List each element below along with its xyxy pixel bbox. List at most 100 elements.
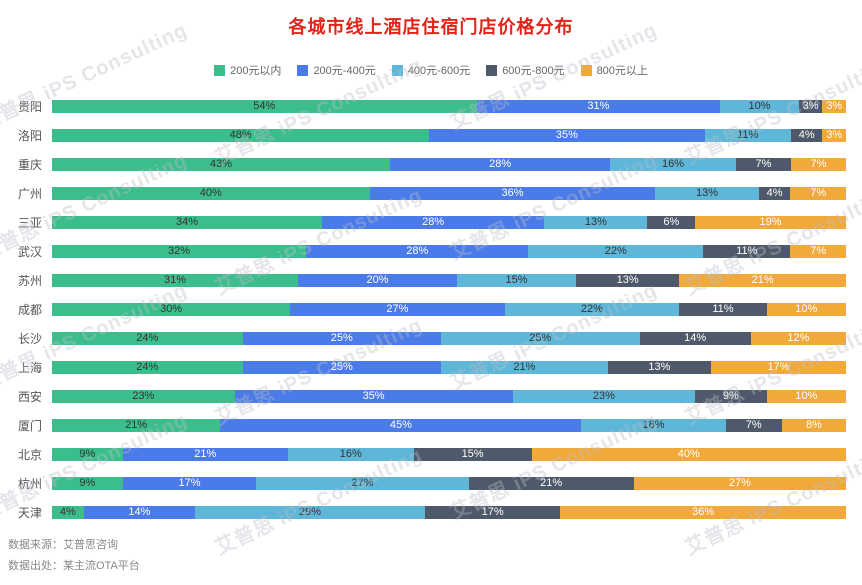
bar-segment: 31%	[52, 274, 299, 287]
bar-segment: 21%	[679, 274, 846, 287]
bar-segment: 4%	[758, 187, 791, 200]
segment-value-label: 9%	[722, 390, 739, 402]
legend-label: 200元-400元	[313, 65, 376, 77]
stacked-bar: 9% 17% 27% 21% 27%	[52, 477, 846, 490]
chart-row: 厦门 21% 45% 18% 7% 8%	[8, 411, 846, 440]
segment-value-label: 21%	[194, 448, 217, 460]
segment-value-label: 54%	[253, 100, 276, 112]
bar-segment: 30%	[52, 303, 291, 316]
bar-segment: 27%	[256, 477, 469, 490]
segment-value-label: 30%	[160, 303, 183, 315]
bar-segment: 7%	[790, 245, 846, 258]
bar-segment: 16%	[610, 158, 736, 171]
bar-segment: 28%	[390, 158, 611, 171]
segment-value-label: 21%	[751, 274, 774, 286]
bar-segment: 48%	[52, 129, 430, 142]
bar-segment: 3%	[798, 100, 823, 113]
chart-row: 洛阳 48% 35% 11% 4% 3%	[8, 121, 846, 150]
segment-value-label: 29%	[299, 506, 322, 518]
stacked-bar: 43% 28% 16% 7% 7%	[52, 158, 847, 171]
bar-segment: 28%	[321, 216, 545, 229]
y-axis-label: 长沙	[17, 332, 42, 346]
bar-segment: 25%	[242, 332, 442, 345]
segment-value-label: 6%	[663, 216, 680, 228]
bar-segment: 21%	[468, 477, 634, 490]
legend-item[interactable]: 200元以内	[214, 62, 281, 78]
segment-value-label: 16%	[662, 158, 685, 170]
bar-segment: 23%	[512, 390, 696, 403]
bar-segment: 28%	[306, 245, 529, 258]
chart-rows: 贵阳 54% 31% 10% 3% 3% 洛阳 48% 35% 11% 4% 3% 重庆 43% 28% 16…	[8, 92, 847, 527]
y-axis-label: 上海	[17, 361, 42, 375]
segment-value-label: 9%	[79, 448, 96, 460]
y-axis-label: 武汉	[17, 245, 42, 259]
segment-value-label: 21%	[125, 419, 148, 431]
y-axis-label: 杭州	[17, 477, 42, 491]
chart-row: 天津 4% 14% 29% 17% 36%	[8, 498, 847, 527]
segment-value-label: 24%	[136, 332, 159, 344]
bar-segment: 36%	[560, 506, 847, 519]
y-axis-label: 贵阳	[17, 100, 42, 114]
legend-item[interactable]: 800元以上	[580, 62, 648, 78]
bar-segment: 17%	[711, 361, 846, 374]
segment-value-label: 40%	[199, 187, 222, 199]
segment-value-label: 4%	[59, 506, 76, 518]
bar-segment: 32%	[52, 245, 307, 258]
stacked-bar: 48% 35% 11% 4% 3%	[52, 129, 846, 142]
legend-swatch-icon	[214, 64, 226, 76]
bar-segment: 34%	[52, 216, 322, 229]
chart-row: 苏州 31% 20% 15% 13% 21%	[8, 266, 846, 295]
segment-value-label: 23%	[592, 390, 615, 402]
bar-segment: 54%	[52, 100, 477, 113]
bar-segment: 17%	[122, 477, 257, 490]
chart-row: 上海 24% 25% 21% 13% 17%	[8, 353, 846, 382]
segment-value-label: 13%	[696, 187, 719, 199]
segment-value-label: 48%	[229, 129, 252, 141]
bar-segment: 24%	[52, 361, 243, 374]
segment-value-label: 15%	[461, 448, 484, 460]
legend-item[interactable]: 600元-800元	[486, 62, 565, 78]
chart-row: 广州 40% 36% 13% 4% 7%	[8, 179, 846, 208]
segment-value-label: 22%	[580, 303, 603, 315]
legend-swatch-icon	[391, 64, 403, 76]
bar-segment: 31%	[476, 100, 721, 113]
segment-value-label: 31%	[164, 274, 187, 286]
segment-value-label: 21%	[540, 477, 563, 489]
segment-value-label: 13%	[616, 274, 639, 286]
legend-item[interactable]: 200元-400元	[297, 62, 376, 78]
bar-segment: 14%	[83, 506, 195, 519]
segment-value-label: 25%	[330, 332, 353, 344]
bar-segment: 21%	[441, 361, 608, 374]
bar-segment: 35%	[234, 390, 513, 403]
data-origin-note: 数据出处：某主流OTA平台	[8, 560, 140, 573]
bar-segment: 13%	[576, 274, 680, 287]
bar-segment: 12%	[750, 332, 846, 345]
legend-item[interactable]: 400元-600元	[391, 62, 470, 78]
segment-value-label: 40%	[677, 448, 700, 460]
stacked-bar: 31% 20% 15% 13% 21%	[52, 274, 846, 287]
bar-segment: 8%	[781, 419, 846, 432]
bar-segment: 36%	[369, 187, 656, 200]
legend: 200元以内 200元-400元 400元-600元 600元-800元 800元以上	[0, 63, 862, 77]
bar-segment: 11%	[704, 129, 791, 142]
segment-value-label: 11%	[737, 129, 759, 141]
footer: 数据来源：艾普思咨询 数据出处：某主流OTA平台	[8, 535, 140, 577]
segment-value-label: 18%	[642, 419, 665, 431]
chart-row: 西安 23% 35% 23% 9% 10%	[8, 382, 847, 411]
bar-segment: 13%	[655, 187, 759, 200]
chart-row: 重庆 43% 28% 16% 7% 7%	[8, 150, 847, 179]
bar-segment: 27%	[633, 477, 846, 490]
chart-row: 三亚 34% 28% 13% 6% 19%	[8, 208, 846, 237]
stacked-bar: 24% 25% 21% 13% 17%	[52, 361, 846, 374]
segment-value-label: 17%	[481, 506, 504, 518]
y-axis-label: 三亚	[17, 216, 42, 230]
bar-segment: 22%	[528, 245, 704, 258]
bar-segment: 10%	[766, 303, 847, 316]
chart-row: 贵阳 54% 31% 10% 3% 3%	[8, 92, 846, 121]
bar-segment: 22%	[504, 303, 680, 316]
bar-segment: 25%	[242, 361, 442, 374]
segment-value-label: 7%	[810, 158, 827, 170]
bar-segment: 19%	[695, 216, 846, 229]
chart-area: 贵阳 54% 31% 10% 3% 3% 洛阳 48% 35% 11% 4% 3% 重庆 43% 28% 16…	[8, 92, 847, 527]
bar-segment: 7%	[735, 158, 791, 171]
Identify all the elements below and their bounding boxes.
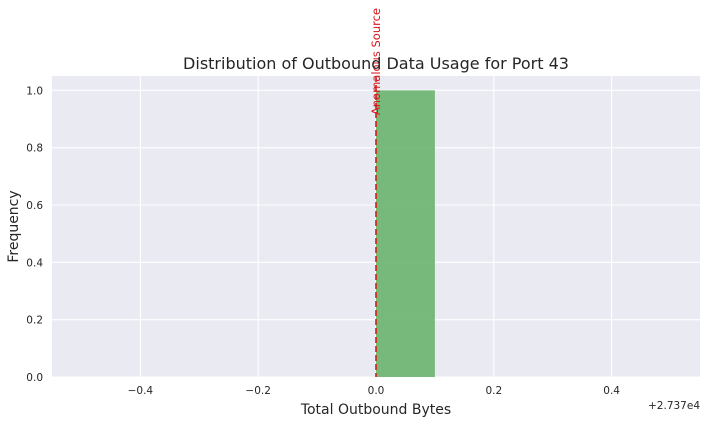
histogram-bars [376, 90, 435, 377]
chart-title: Distribution of Outbound Data Usage for … [183, 54, 569, 73]
y-tick-label: 0.0 [26, 372, 43, 384]
x-axis-label: Total Outbound Bytes [300, 402, 451, 418]
histogram-bar [376, 90, 435, 377]
y-axis-label: Frequency [6, 190, 22, 262]
y-tick-label: 0.4 [26, 257, 43, 269]
x-tick-label: 0.2 [485, 385, 502, 397]
anomaly-label: Anomalous Source [369, 8, 383, 115]
y-tick-label: 0.6 [26, 200, 43, 212]
y-tick-label: 0.2 [26, 315, 43, 327]
x-axis-offset-label: +2.737e4 [648, 400, 700, 412]
x-tick-label: −0.2 [245, 385, 271, 397]
annotation-layer: Anomalous Source [369, 8, 383, 377]
x-tick-label: −0.4 [128, 385, 154, 397]
x-tick-label: 0.0 [368, 385, 385, 397]
x-tick-label: 0.4 [603, 385, 620, 397]
y-tick-label: 0.8 [26, 143, 43, 155]
y-tick-label: 1.0 [26, 85, 43, 97]
tick-labels: −0.4 −0.2 0.0 0.2 0.4 0.0 0.2 0.4 0.6 0.8 1.0 [26, 85, 620, 397]
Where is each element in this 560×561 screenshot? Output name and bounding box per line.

___

Direction: Copy every line of the entries exactly, starting with the line that contains "histogram-bars [376, 90, 435, 377]" and continuing through the last line of the entries. Include both of those lines.

Exercise output:
histogram-bars [376, 90, 435, 377]
chart-title: Distribution of Outbound Data Usage for … [183, 54, 569, 73]
y-tick-label: 0.0 [26, 372, 43, 384]
x-axis-label: Total Outbound Bytes [300, 402, 451, 418]
histogram-bar [376, 90, 435, 377]
y-axis-label: Frequency [6, 190, 22, 262]
y-tick-label: 0.4 [26, 257, 43, 269]
x-tick-label: 0.2 [485, 385, 502, 397]
anomaly-label: Anomalous Source [369, 8, 383, 115]
y-tick-label: 0.6 [26, 200, 43, 212]
y-tick-label: 0.2 [26, 315, 43, 327]
x-axis-offset-label: +2.737e4 [648, 400, 700, 412]
x-tick-label: −0.2 [245, 385, 271, 397]
annotation-layer: Anomalous Source [369, 8, 383, 377]
x-tick-label: −0.4 [128, 385, 154, 397]
x-tick-label: 0.0 [368, 385, 385, 397]
x-tick-label: 0.4 [603, 385, 620, 397]
y-tick-label: 0.8 [26, 143, 43, 155]
y-tick-label: 1.0 [26, 85, 43, 97]
tick-labels: −0.4 −0.2 0.0 0.2 0.4 0.0 0.2 0.4 0.6 0.8 1.0 [26, 85, 620, 397]
Where is each element in this 560×561 screenshot? Output name and bounding box per line.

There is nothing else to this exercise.